---------- Data to use

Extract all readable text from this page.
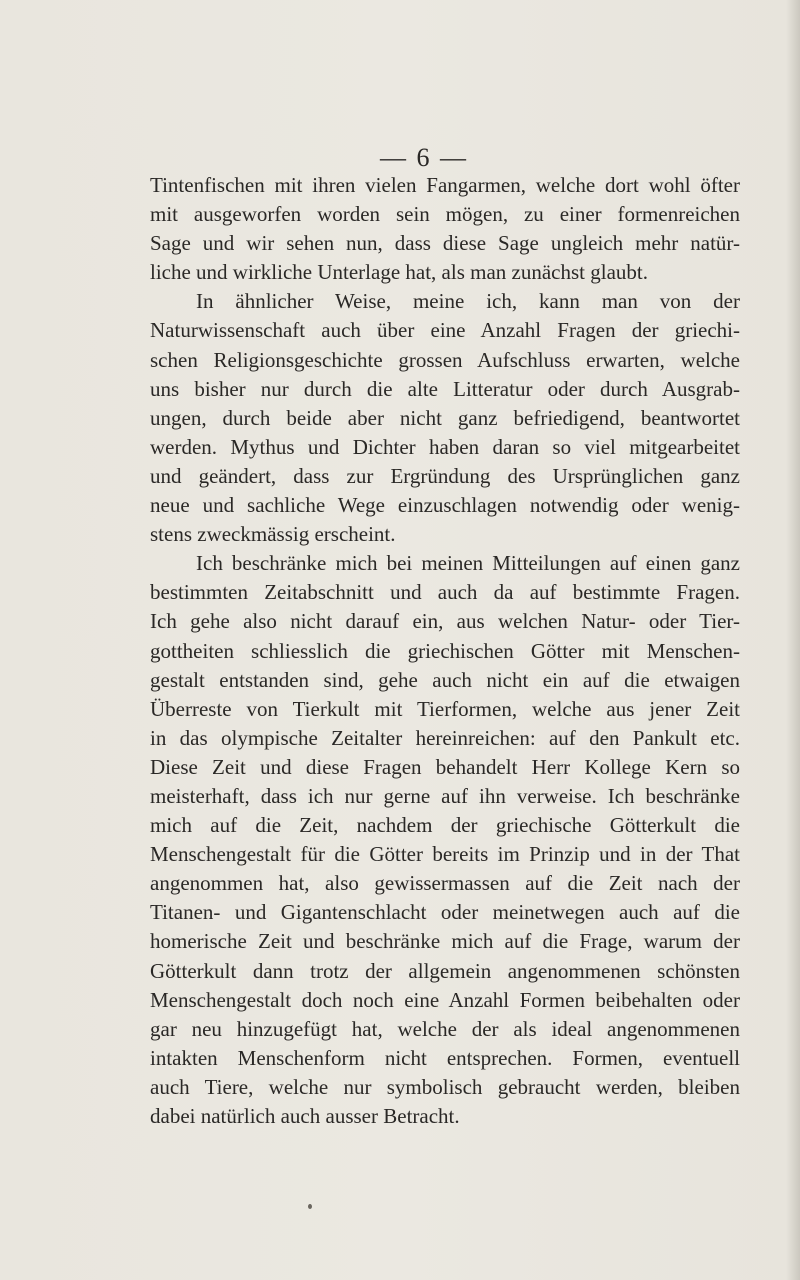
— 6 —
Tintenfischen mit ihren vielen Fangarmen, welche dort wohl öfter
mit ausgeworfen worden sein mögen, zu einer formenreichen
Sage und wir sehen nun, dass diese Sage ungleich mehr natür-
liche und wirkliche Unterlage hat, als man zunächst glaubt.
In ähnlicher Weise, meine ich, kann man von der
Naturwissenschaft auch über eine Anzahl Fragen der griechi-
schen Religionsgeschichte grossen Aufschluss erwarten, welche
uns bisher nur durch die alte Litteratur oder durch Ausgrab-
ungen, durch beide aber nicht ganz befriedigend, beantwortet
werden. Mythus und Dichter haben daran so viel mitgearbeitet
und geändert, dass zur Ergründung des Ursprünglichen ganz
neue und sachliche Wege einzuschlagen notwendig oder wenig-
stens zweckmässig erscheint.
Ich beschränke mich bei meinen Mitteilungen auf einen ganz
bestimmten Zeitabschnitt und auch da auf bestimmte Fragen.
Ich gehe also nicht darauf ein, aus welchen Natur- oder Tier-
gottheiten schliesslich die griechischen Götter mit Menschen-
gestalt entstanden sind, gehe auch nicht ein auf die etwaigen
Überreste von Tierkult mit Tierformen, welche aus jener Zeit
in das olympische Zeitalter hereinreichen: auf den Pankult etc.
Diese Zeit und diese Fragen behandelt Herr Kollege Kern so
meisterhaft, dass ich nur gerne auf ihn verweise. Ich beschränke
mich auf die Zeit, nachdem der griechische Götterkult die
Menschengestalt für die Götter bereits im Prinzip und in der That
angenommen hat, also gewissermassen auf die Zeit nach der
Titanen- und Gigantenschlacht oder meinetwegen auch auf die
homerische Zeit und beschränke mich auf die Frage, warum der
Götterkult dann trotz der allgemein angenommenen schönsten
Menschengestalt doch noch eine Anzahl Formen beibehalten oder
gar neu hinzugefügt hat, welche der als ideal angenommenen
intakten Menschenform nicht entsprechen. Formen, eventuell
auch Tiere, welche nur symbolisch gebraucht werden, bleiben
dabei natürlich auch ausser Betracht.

--------------------

• Assignment: Go through the material and copy every line in which the word "werden" occurs.

• Exercise output:
werden. Mythus und Dichter haben daran so viel mitgearbeitet
auch Tiere, welche nur symbolisch gebraucht werden, bleiben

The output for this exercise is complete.